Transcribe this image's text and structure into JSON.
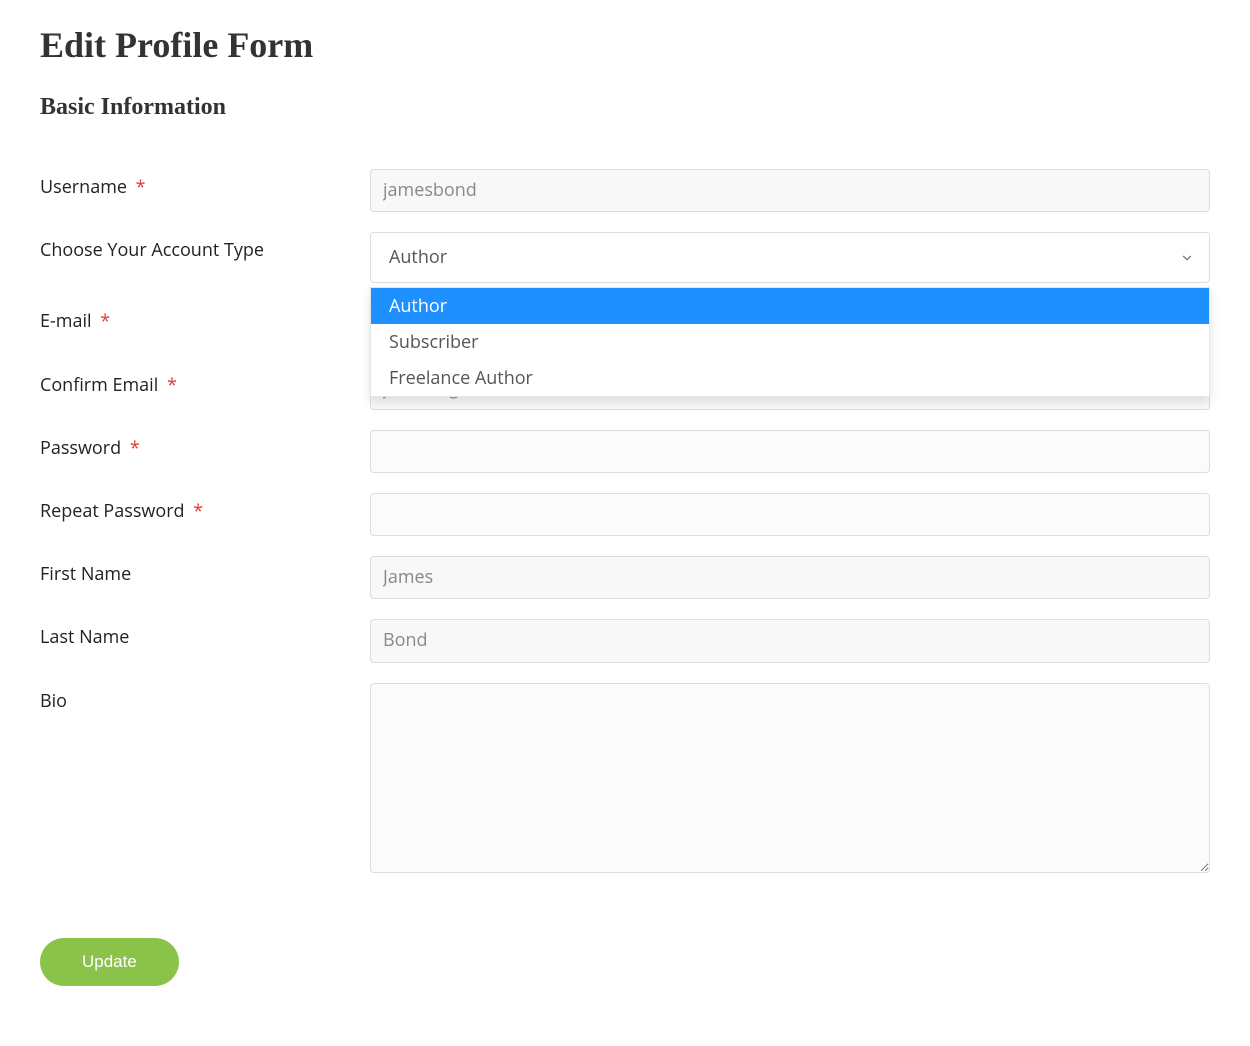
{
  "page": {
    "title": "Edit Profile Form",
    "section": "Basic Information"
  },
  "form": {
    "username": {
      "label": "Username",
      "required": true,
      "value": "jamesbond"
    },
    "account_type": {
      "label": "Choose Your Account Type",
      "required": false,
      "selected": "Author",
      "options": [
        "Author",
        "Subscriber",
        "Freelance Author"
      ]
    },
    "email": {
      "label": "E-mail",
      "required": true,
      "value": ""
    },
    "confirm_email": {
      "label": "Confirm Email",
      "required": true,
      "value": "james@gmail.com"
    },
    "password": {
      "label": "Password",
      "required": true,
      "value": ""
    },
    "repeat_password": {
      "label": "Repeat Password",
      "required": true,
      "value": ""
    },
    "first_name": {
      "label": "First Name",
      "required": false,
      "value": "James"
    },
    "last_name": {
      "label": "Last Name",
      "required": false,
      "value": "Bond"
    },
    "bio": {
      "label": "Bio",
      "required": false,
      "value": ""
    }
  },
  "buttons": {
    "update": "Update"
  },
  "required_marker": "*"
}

········

__What this task involves__
Go through the data above and transcribe it in full, omitting any image.

__Answer for this exercise__
Transcribe this image's text and structure into JSON.
{
  "page": {
    "title": "Edit Profile Form",
    "section": "Basic Information"
  },
  "form": {
    "username": {
      "label": "Username",
      "required": true,
      "value": "jamesbond"
    },
    "account_type": {
      "label": "Choose Your Account Type",
      "required": false,
      "selected": "Author",
      "options": [
        "Author",
        "Subscriber",
        "Freelance Author"
      ]
    },
    "email": {
      "label": "E-mail",
      "required": true,
      "value": ""
    },
    "confirm_email": {
      "label": "Confirm Email",
      "required": true,
      "value": "james@gmail.com"
    },
    "password": {
      "label": "Password",
      "required": true,
      "value": ""
    },
    "repeat_password": {
      "label": "Repeat Password",
      "required": true,
      "value": ""
    },
    "first_name": {
      "label": "First Name",
      "required": false,
      "value": "James"
    },
    "last_name": {
      "label": "Last Name",
      "required": false,
      "value": "Bond"
    },
    "bio": {
      "label": "Bio",
      "required": false,
      "value": ""
    }
  },
  "buttons": {
    "update": "Update"
  },
  "required_marker": "*"
}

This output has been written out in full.